» **Requirements**
Reproduce the listing below verbatim.

» **Records**
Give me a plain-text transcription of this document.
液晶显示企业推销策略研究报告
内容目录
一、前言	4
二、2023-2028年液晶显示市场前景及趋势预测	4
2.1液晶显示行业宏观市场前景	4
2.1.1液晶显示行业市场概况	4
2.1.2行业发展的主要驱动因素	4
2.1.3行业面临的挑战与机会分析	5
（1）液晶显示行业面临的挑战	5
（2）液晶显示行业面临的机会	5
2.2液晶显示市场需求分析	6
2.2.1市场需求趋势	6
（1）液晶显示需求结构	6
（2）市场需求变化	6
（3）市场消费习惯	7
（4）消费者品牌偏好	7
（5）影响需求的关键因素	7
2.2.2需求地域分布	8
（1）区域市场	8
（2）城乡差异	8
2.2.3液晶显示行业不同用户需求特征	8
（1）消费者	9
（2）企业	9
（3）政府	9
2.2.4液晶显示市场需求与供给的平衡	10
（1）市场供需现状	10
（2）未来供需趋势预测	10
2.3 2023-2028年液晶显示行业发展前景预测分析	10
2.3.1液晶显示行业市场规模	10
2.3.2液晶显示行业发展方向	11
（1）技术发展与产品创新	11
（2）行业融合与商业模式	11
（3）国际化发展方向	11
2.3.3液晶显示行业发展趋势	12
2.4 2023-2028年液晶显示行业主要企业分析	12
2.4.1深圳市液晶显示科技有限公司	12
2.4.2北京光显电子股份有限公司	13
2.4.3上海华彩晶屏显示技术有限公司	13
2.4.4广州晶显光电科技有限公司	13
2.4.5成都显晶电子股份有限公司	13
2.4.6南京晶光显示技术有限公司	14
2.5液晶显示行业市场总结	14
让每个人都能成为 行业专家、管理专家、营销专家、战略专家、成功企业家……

» **Answer to this task**
Give me a plain-text transcription of this document.
液晶显示企业推销策略研究报告
内容目录
一、前言	4
二、2023-2028年液晶显示市场前景及趋势预测	4
2.1液晶显示行业宏观市场前景	4
2.1.1液晶显示行业市场概况	4
2.1.2行业发展的主要驱动因素	4
2.1.3行业面临的挑战与机会分析	5
（1）液晶显示行业面临的挑战	5
（2）液晶显示行业面临的机会	5
2.2液晶显示市场需求分析	6
2.2.1市场需求趋势	6
（1）液晶显示需求结构	6
（2）市场需求变化	6
（3）市场消费习惯	7
（4）消费者品牌偏好	7
（5）影响需求的关键因素	7
2.2.2需求地域分布	8
（1）区域市场	8
（2）城乡差异	8
2.2.3液晶显示行业不同用户需求特征	8
（1）消费者	9
（2）企业	9
（3）政府	9
2.2.4液晶显示市场需求与供给的平衡	10
（1）市场供需现状	10
（2）未来供需趋势预测	10
2.3 2023-2028年液晶显示行业发展前景预测分析	10
2.3.1液晶显示行业市场规模	10
2.3.2液晶显示行业发展方向	11
（1）技术发展与产品创新	11
（2）行业融合与商业模式	11
（3）国际化发展方向	11
2.3.3液晶显示行业发展趋势	12
2.4 2023-2028年液晶显示行业主要企业分析	12
2.4.1深圳市液晶显示科技有限公司	12
2.4.2北京光显电子股份有限公司	13
2.4.3上海华彩晶屏显示技术有限公司	13
2.4.4广州晶显光电科技有限公司	13
2.4.5成都显晶电子股份有限公司	13
2.4.6南京晶光显示技术有限公司	14
2.5液晶显示行业市场总结	14
让每个人都能成为 行业专家、管理专家、营销专家、战略专家、成功企业家……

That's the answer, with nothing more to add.